Stated problem: Your task is to copy every line of this material exactly.

Data section:
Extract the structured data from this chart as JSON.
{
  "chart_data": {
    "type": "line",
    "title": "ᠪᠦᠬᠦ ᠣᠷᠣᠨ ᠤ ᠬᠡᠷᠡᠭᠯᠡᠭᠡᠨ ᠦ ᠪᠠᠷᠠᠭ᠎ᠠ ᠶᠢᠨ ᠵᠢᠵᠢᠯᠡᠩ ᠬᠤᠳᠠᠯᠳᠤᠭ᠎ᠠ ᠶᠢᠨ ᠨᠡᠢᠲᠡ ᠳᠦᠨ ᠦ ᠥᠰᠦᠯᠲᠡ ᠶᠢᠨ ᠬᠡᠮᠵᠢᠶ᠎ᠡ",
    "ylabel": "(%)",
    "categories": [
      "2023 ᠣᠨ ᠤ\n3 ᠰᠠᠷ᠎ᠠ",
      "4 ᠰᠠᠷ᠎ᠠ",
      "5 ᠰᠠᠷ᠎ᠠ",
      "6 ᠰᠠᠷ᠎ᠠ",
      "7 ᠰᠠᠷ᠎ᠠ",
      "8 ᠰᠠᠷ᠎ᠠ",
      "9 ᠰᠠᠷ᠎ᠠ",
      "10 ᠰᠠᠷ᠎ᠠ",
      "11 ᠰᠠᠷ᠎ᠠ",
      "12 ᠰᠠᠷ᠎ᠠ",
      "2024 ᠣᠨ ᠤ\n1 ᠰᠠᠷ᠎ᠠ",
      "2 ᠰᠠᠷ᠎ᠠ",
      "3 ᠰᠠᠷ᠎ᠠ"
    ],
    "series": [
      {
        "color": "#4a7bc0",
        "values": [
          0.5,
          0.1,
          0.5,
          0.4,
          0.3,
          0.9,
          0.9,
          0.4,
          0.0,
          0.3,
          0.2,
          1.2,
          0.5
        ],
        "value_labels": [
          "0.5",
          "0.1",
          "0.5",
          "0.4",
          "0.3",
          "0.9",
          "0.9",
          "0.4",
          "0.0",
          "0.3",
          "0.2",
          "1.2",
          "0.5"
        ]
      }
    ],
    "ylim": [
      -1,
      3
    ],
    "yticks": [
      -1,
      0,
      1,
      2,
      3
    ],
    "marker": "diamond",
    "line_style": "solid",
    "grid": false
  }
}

Expected output:
Extract the structured data from this chart as JSON.
{
  "chart_data": {
    "type": "line",
    "title": "ᠪᠦᠬᠦ ᠣᠷᠣᠨ ᠤ ᠬᠡᠷᠡᠭᠯᠡᠭᠡᠨ ᠦ ᠪᠠᠷᠠᠭ᠎ᠠ ᠶᠢᠨ ᠵᠢᠵᠢᠯᠡᠩ ᠬᠤᠳᠠᠯᠳᠤᠭ᠎ᠠ ᠶᠢᠨ ᠨᠡᠢᠲᠡ ᠳᠦᠨ ᠦ ᠥᠰᠦᠯᠲᠡ ᠶᠢᠨ ᠬᠡᠮᠵᠢᠶ᠎ᠡ",
    "ylabel": "(%)",
    "categories": [
      "2023 ᠣᠨ ᠤ\n3 ᠰᠠᠷ᠎ᠠ",
      "4 ᠰᠠᠷ᠎ᠠ",
      "5 ᠰᠠᠷ᠎ᠠ",
      "6 ᠰᠠᠷ᠎ᠠ",
      "7 ᠰᠠᠷ᠎ᠠ",
      "8 ᠰᠠᠷ᠎ᠠ",
      "9 ᠰᠠᠷ᠎ᠠ",
      "10 ᠰᠠᠷ᠎ᠠ",
      "11 ᠰᠠᠷ᠎ᠠ",
      "12 ᠰᠠᠷ᠎ᠠ",
      "2024 ᠣᠨ ᠤ\n1 ᠰᠠᠷ᠎ᠠ",
      "2 ᠰᠠᠷ᠎ᠠ",
      "3 ᠰᠠᠷ᠎ᠠ"
    ],
    "series": [
      {
        "color": "#4a7bc0",
        "values": [
          0.5,
          0.1,
          0.5,
          0.4,
          0.3,
          0.9,
          0.9,
          0.4,
          0.0,
          0.3,
          0.2,
          1.2,
          0.5
        ],
        "value_labels": [
          "0.5",
          "0.1",
          "0.5",
          "0.4",
          "0.3",
          "0.9",
          "0.9",
          "0.4",
          "0.0",
          "0.3",
          "0.2",
          "1.2",
          "0.5"
        ]
      }
    ],
    "ylim": [
      -1,
      3
    ],
    "yticks": [
      -1,
      0,
      1,
      2,
      3
    ],
    "marker": "diamond",
    "line_style": "solid",
    "grid": false
  }
}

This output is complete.